Working data:
>>>>

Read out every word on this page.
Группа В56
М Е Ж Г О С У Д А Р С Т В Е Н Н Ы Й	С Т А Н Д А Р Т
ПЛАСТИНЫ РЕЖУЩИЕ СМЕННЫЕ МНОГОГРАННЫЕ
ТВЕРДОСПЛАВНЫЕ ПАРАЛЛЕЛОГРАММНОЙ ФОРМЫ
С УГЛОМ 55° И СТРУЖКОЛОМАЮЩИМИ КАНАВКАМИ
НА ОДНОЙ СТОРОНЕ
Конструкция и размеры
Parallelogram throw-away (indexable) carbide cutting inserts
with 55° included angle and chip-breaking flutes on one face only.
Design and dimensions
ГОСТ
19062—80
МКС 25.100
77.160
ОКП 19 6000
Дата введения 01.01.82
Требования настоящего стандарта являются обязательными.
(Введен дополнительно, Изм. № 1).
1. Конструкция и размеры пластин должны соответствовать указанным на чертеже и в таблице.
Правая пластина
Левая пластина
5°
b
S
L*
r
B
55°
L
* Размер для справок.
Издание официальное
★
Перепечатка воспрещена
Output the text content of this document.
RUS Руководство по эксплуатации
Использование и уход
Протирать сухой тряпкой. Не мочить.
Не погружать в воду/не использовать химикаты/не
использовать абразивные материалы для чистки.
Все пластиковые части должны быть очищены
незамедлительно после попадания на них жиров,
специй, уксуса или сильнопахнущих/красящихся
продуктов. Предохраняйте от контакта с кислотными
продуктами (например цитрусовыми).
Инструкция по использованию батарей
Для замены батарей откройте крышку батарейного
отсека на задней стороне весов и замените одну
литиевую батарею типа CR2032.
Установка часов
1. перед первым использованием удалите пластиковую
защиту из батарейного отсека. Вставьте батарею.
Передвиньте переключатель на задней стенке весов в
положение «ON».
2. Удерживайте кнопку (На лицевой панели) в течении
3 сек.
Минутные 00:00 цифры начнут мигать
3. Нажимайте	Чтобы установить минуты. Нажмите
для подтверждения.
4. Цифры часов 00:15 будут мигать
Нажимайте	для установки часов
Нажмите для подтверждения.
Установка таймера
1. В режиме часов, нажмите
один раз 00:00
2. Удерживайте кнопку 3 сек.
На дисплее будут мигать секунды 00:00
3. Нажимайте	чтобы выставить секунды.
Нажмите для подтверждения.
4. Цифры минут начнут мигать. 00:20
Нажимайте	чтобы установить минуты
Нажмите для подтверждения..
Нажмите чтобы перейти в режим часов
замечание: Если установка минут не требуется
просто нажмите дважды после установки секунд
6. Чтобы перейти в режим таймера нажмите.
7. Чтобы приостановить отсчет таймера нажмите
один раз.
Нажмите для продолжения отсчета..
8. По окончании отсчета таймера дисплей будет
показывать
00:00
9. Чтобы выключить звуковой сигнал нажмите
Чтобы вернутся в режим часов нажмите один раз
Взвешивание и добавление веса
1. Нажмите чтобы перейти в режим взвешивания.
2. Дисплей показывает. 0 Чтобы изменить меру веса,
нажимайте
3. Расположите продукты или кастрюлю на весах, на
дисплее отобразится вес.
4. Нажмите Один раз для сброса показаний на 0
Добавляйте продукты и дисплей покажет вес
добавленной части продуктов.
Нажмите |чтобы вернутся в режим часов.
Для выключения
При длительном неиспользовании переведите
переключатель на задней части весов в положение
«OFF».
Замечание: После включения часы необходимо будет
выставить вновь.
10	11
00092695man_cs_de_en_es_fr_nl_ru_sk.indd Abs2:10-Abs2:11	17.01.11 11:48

<<<<

Requirement:
Copy out each line in the listing that has the word "отсчета".

Final answer:
Нажмите для продолжения отсчета..
8. По окончании отсчета таймера дисплей будет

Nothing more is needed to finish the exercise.